▶ _STORED RECORDS_
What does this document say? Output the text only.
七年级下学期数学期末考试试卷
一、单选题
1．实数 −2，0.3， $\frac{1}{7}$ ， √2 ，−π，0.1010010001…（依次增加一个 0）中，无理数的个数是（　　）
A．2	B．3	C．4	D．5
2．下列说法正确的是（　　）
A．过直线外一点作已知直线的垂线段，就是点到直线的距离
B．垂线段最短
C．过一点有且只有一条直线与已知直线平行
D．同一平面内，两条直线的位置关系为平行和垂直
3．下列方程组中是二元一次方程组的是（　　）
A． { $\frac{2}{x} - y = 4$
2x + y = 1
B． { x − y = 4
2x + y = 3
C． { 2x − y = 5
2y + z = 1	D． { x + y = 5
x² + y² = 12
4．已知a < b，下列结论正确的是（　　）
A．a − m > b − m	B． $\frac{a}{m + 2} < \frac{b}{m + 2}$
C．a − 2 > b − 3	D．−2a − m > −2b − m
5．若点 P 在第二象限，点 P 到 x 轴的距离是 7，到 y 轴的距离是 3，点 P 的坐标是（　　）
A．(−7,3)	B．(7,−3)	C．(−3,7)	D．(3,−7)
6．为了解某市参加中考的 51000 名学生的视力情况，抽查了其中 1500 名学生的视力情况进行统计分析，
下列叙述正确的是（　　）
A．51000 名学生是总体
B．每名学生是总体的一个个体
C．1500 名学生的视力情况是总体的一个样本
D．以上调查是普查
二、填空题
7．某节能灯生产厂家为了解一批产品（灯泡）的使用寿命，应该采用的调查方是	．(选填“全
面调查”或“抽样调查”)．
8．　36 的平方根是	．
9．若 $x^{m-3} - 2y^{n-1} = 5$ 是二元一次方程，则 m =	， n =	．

▶ _WHAT IS EXPECTED_
Output the records verbatim, from the first line to the last.

▶ _ANSWER IN FULL_
What does this document say? Output the text only.
七年级下学期数学期末考试试卷
一、单选题
1．实数 −2，0.3， $\frac{1}{7}$ ， √2 ，−π，0.1010010001…（依次增加一个 0）中，无理数的个数是（　　）
A．2	B．3	C．4	D．5
2．下列说法正确的是（　　）
A．过直线外一点作已知直线的垂线段，就是点到直线的距离
B．垂线段最短
C．过一点有且只有一条直线与已知直线平行
D．同一平面内，两条直线的位置关系为平行和垂直
3．下列方程组中是二元一次方程组的是（　　）
A． { $\frac{2}{x} - y = 4$
2x + y = 1
B． { x − y = 4
2x + y = 3
C． { 2x − y = 5
2y + z = 1	D． { x + y = 5
x² + y² = 12
4．已知a < b，下列结论正确的是（　　）
A．a − m > b − m	B． $\frac{a}{m + 2} < \frac{b}{m + 2}$
C．a − 2 > b − 3	D．−2a − m > −2b − m
5．若点 P 在第二象限，点 P 到 x 轴的距离是 7，到 y 轴的距离是 3，点 P 的坐标是（　　）
A．(−7,3)	B．(7,−3)	C．(−3,7)	D．(3,−7)
6．为了解某市参加中考的 51000 名学生的视力情况，抽查了其中 1500 名学生的视力情况进行统计分析，
下列叙述正确的是（　　）
A．51000 名学生是总体
B．每名学生是总体的一个个体
C．1500 名学生的视力情况是总体的一个样本
D．以上调查是普查
二、填空题
7．某节能灯生产厂家为了解一批产品（灯泡）的使用寿命，应该采用的调查方是	．(选填“全
面调查”或“抽样调查”)．
8．　36 的平方根是	．
9．若 $x^{m-3} - 2y^{n-1} = 5$ 是二元一次方程，则 m =	， n =	．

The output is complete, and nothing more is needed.